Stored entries
::::::
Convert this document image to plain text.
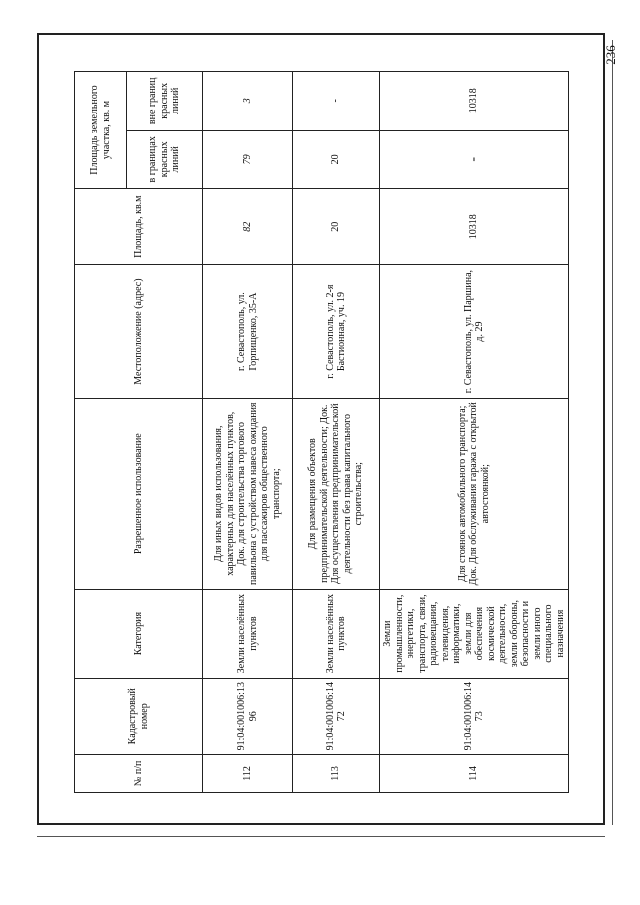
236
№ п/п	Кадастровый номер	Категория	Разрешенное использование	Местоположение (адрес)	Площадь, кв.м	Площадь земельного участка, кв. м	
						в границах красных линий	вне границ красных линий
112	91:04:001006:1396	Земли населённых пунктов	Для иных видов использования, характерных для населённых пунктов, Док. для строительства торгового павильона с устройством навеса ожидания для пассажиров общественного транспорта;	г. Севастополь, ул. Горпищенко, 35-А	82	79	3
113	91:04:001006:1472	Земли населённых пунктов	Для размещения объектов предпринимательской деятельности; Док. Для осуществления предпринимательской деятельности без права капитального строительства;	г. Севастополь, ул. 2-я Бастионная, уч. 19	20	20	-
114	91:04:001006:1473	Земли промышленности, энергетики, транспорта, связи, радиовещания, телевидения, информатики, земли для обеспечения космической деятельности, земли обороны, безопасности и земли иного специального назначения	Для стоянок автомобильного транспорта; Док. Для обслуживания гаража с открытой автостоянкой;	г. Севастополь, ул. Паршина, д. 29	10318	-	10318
::::::
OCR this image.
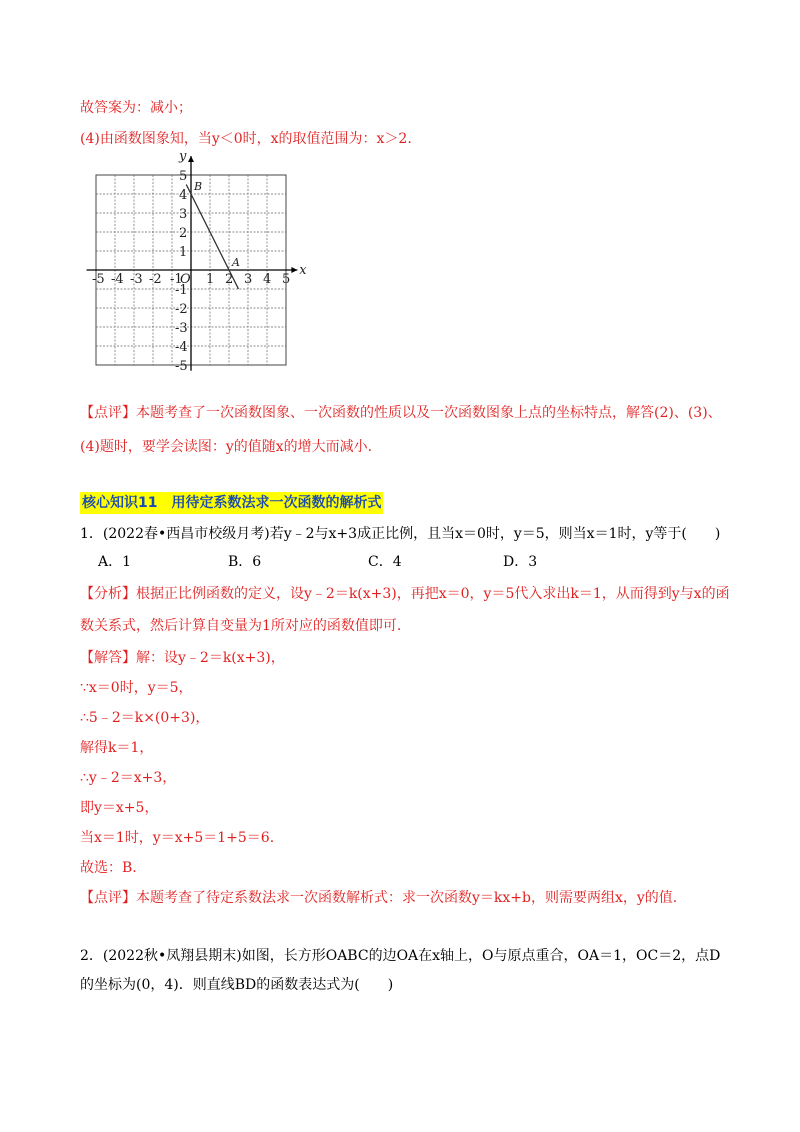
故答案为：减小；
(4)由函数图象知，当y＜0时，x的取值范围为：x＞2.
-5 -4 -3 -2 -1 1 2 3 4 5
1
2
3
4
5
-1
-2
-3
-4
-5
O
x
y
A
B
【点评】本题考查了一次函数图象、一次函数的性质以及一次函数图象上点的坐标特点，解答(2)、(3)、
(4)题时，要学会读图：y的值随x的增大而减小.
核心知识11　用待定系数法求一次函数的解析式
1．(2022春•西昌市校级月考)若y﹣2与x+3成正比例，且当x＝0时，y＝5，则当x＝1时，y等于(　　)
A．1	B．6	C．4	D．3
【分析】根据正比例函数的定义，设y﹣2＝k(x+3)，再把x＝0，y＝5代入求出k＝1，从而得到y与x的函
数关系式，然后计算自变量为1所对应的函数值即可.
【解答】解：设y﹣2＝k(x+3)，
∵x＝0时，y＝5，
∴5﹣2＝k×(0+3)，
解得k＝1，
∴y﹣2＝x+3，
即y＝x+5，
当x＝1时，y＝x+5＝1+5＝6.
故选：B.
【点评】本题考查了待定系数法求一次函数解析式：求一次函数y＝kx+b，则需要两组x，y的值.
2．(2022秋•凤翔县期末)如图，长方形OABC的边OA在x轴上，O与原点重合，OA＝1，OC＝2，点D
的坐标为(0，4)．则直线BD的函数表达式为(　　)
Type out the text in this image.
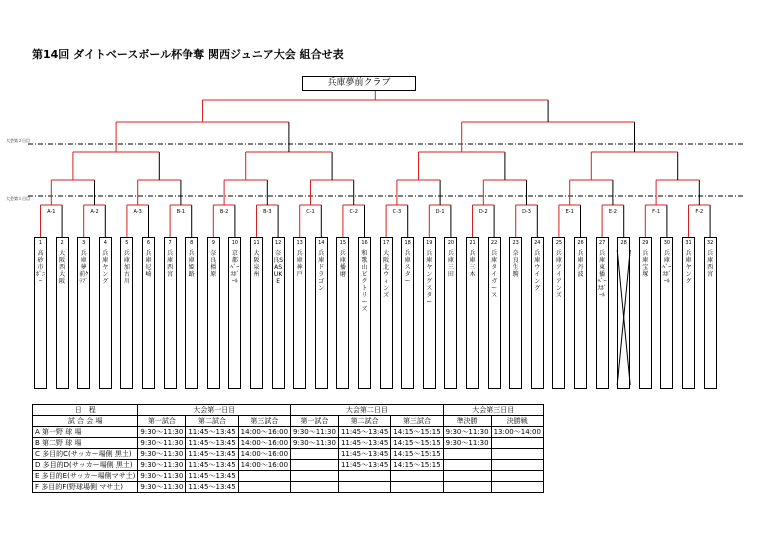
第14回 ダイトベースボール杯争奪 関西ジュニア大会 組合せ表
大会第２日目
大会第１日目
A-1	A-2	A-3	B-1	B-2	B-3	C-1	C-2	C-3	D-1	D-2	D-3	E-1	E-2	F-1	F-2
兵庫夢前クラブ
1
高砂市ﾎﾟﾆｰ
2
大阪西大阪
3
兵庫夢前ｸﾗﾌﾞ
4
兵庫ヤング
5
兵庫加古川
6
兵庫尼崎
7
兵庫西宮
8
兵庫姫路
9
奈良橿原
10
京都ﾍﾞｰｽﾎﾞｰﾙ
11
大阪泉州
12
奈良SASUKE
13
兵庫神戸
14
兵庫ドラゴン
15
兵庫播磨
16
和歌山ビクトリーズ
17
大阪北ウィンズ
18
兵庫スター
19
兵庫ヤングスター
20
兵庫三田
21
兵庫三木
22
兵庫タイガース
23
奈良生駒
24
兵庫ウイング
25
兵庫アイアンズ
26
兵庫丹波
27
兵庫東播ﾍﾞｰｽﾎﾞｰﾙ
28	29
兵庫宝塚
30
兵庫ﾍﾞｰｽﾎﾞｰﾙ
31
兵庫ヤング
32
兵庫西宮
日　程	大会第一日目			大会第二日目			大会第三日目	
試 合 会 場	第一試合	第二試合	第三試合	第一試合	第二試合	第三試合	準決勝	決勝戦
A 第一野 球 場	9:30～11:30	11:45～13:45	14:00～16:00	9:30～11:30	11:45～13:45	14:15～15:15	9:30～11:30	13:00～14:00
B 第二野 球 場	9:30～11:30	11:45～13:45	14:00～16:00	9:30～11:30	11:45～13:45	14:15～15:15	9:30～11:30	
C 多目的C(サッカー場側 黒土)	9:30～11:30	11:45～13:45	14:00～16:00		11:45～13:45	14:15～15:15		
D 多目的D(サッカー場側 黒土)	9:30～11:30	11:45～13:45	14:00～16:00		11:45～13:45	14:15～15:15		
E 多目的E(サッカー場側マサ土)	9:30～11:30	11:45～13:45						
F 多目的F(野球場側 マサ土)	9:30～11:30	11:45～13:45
::::::
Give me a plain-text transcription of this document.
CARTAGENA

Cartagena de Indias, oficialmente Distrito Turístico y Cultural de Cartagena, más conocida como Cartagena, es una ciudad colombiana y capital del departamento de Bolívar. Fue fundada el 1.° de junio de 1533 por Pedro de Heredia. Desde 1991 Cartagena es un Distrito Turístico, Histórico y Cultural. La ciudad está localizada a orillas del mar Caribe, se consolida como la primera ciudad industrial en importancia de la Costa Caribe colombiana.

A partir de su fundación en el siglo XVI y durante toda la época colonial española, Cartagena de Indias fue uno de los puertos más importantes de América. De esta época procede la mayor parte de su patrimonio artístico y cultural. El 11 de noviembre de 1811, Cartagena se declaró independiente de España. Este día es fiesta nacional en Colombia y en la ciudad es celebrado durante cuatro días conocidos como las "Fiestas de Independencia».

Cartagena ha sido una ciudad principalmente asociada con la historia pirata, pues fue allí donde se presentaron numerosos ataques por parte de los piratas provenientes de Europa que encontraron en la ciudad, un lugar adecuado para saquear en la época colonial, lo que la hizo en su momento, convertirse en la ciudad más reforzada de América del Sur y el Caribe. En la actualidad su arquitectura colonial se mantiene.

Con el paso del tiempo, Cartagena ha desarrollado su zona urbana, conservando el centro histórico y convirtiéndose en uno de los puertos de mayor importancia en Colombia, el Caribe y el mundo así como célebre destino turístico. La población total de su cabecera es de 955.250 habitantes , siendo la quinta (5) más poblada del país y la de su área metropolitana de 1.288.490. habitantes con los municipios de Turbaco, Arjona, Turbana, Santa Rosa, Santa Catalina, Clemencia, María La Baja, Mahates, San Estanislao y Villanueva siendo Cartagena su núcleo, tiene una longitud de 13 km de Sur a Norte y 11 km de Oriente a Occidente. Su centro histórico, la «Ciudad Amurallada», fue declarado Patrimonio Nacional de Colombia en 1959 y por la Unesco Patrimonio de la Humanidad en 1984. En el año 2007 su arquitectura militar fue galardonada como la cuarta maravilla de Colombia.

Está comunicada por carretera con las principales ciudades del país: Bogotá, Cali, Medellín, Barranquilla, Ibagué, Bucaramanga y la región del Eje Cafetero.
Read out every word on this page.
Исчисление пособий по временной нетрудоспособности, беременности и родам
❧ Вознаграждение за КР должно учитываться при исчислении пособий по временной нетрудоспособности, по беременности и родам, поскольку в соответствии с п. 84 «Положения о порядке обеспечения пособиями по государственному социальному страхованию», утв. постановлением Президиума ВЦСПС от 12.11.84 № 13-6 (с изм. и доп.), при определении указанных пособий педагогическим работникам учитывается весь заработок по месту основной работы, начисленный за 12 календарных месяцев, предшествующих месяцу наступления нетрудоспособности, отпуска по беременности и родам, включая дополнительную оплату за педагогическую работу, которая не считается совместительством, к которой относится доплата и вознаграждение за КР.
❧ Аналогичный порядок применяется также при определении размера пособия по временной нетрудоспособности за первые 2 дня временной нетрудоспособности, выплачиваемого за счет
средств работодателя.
::::::
[DO THIS]: Copy every line above that includes the string "text".

[EXERCISE RESULT]:
Convert this document image to plain text.
Type out the text in this image.
Give me a plain-text transcription of this document.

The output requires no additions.